DATA PROVIDED>
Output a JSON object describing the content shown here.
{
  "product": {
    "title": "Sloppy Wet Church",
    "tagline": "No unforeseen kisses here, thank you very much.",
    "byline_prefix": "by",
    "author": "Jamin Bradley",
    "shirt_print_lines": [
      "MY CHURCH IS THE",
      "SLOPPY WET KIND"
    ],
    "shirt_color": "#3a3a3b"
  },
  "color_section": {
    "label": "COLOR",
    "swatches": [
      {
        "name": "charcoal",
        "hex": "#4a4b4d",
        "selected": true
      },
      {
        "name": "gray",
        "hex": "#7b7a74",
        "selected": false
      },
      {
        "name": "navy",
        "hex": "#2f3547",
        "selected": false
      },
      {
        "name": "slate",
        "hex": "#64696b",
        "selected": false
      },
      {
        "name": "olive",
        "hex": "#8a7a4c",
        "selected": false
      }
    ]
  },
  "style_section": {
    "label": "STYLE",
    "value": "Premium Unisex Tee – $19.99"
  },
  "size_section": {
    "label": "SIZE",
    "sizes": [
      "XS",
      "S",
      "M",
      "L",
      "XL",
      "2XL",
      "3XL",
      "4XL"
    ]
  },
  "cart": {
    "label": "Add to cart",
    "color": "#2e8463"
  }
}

WHAT IS REQUIRED>
Copy out each record, keeping every word as it is.

PROBLEM SOLUTION>
Output a JSON object describing the content shown here.
{
  "product": {
    "title": "Sloppy Wet Church",
    "tagline": "No unforeseen kisses here, thank you very much.",
    "byline_prefix": "by",
    "author": "Jamin Bradley",
    "shirt_print_lines": [
      "MY CHURCH IS THE",
      "SLOPPY WET KIND"
    ],
    "shirt_color": "#3a3a3b"
  },
  "color_section": {
    "label": "COLOR",
    "swatches": [
      {
        "name": "charcoal",
        "hex": "#4a4b4d",
        "selected": true
      },
      {
        "name": "gray",
        "hex": "#7b7a74",
        "selected": false
      },
      {
        "name": "navy",
        "hex": "#2f3547",
        "selected": false
      },
      {
        "name": "slate",
        "hex": "#64696b",
        "selected": false
      },
      {
        "name": "olive",
        "hex": "#8a7a4c",
        "selected": false
      }
    ]
  },
  "style_section": {
    "label": "STYLE",
    "value": "Premium Unisex Tee – $19.99"
  },
  "size_section": {
    "label": "SIZE",
    "sizes": [
      "XS",
      "S",
      "M",
      "L",
      "XL",
      "2XL",
      "3XL",
      "4XL"
    ]
  },
  "cart": {
    "label": "Add to cart",
    "color": "#2e8463"
  }
}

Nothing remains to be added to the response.